== To be done ==
Identify all lines in the data containing the string "المنشآت". Copy them out.

════

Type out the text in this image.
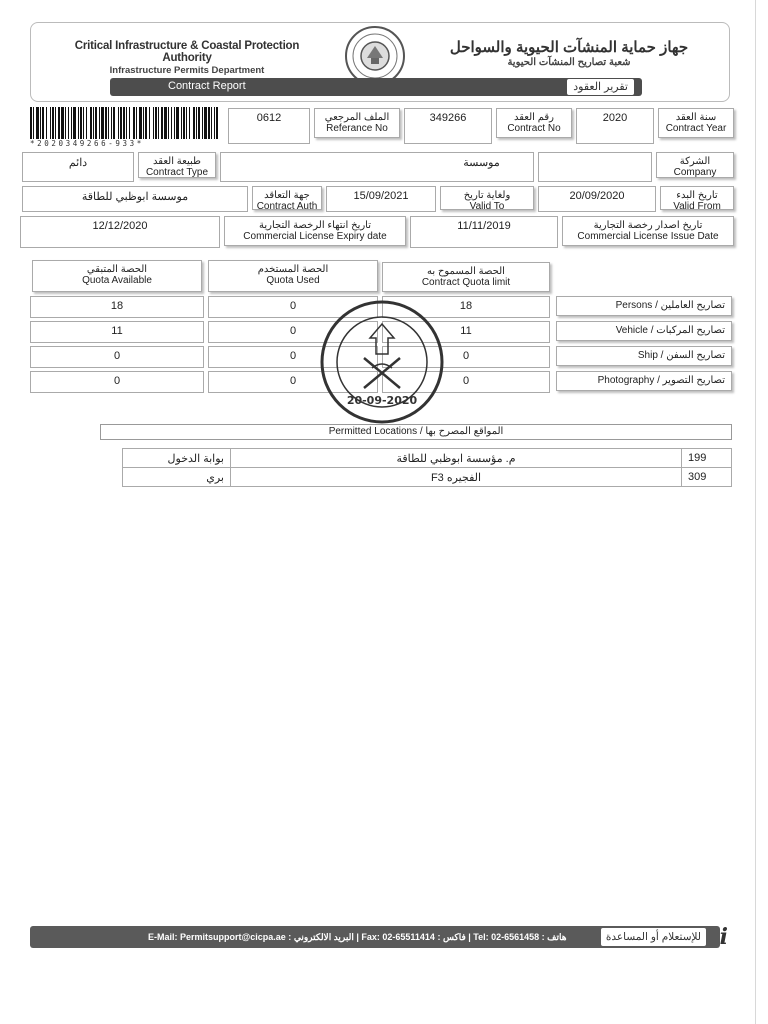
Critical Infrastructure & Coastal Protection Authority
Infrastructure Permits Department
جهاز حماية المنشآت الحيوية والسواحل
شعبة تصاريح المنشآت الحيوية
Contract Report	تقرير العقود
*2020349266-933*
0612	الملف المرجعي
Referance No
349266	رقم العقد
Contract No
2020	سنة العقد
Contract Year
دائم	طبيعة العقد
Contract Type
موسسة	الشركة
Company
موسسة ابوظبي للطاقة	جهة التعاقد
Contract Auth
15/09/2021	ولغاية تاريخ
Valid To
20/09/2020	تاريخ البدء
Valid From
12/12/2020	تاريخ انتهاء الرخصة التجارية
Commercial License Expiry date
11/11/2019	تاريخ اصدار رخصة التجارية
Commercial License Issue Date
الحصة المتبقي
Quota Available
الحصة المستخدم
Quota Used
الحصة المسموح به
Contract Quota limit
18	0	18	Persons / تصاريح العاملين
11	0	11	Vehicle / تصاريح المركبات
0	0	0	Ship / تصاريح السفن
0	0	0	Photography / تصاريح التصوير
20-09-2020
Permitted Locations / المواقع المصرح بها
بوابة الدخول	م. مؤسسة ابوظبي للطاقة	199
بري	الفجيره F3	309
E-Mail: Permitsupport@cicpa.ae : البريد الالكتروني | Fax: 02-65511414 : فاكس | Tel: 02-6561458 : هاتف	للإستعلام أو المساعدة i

════

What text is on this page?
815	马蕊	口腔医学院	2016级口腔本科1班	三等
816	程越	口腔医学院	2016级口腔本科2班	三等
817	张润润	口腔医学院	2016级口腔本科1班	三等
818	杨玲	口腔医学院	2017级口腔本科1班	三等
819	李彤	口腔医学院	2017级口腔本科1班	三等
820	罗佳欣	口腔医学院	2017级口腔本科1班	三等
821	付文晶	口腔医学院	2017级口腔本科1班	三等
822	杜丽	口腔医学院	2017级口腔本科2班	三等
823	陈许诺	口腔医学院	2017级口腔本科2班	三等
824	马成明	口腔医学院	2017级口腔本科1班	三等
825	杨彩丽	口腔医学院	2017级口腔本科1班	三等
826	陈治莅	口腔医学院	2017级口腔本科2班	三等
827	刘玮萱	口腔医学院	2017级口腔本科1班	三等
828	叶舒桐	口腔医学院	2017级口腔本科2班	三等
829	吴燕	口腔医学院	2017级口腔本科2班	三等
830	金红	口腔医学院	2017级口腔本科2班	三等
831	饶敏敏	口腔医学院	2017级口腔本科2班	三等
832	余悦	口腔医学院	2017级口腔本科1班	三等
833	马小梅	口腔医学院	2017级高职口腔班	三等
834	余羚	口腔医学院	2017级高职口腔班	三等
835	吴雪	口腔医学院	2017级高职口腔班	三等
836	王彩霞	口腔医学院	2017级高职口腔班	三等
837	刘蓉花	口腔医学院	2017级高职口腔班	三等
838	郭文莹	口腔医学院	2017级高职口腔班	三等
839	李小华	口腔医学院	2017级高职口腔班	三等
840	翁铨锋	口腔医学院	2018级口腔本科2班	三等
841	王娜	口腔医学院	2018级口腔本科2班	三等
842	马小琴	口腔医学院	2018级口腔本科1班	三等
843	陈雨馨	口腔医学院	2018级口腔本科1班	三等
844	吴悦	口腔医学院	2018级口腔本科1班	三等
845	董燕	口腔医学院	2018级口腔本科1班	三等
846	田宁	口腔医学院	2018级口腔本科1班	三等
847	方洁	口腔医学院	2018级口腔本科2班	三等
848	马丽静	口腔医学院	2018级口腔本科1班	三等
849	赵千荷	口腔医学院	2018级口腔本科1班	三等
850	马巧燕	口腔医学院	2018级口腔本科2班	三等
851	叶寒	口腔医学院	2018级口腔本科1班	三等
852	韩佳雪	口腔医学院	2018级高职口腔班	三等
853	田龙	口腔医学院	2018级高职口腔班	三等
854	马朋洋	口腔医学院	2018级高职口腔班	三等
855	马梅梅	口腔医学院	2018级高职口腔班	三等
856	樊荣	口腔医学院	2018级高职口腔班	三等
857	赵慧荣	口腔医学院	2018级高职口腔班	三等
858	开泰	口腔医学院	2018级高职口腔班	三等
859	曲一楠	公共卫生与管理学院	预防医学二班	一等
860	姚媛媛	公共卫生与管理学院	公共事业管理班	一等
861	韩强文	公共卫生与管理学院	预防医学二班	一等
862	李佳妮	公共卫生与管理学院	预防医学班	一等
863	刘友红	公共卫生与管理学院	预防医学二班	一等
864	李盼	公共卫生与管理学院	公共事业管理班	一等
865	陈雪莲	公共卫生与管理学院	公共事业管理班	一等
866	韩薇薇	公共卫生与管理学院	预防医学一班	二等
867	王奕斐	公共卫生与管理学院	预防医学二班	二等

════

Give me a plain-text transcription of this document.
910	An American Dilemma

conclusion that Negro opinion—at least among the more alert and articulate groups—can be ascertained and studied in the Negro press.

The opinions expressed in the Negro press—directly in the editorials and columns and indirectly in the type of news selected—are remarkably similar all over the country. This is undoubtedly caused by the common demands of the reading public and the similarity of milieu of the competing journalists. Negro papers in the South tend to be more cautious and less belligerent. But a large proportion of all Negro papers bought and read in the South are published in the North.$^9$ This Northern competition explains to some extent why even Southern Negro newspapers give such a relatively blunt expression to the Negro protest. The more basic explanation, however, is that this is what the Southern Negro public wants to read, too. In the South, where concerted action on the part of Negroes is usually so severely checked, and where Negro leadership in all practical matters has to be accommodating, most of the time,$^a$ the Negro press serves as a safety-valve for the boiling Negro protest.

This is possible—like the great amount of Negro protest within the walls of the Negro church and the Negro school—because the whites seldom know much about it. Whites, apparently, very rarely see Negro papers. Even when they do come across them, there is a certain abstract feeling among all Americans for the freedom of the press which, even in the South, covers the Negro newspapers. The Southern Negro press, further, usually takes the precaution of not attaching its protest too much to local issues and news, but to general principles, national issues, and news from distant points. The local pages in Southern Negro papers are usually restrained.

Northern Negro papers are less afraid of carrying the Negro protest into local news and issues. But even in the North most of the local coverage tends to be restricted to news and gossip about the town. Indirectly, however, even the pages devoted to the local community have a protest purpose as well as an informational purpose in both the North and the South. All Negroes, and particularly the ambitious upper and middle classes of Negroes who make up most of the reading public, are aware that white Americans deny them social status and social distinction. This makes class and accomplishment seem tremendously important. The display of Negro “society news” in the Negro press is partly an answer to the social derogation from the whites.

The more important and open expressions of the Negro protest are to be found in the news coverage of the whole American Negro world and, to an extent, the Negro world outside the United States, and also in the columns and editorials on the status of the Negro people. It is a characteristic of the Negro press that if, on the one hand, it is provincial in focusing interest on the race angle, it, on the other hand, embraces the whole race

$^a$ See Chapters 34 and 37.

════

== The output ==
جهاز حماية المنشآت الحيوية والسواحل
شعبة تصاريح المنشآت الحيوية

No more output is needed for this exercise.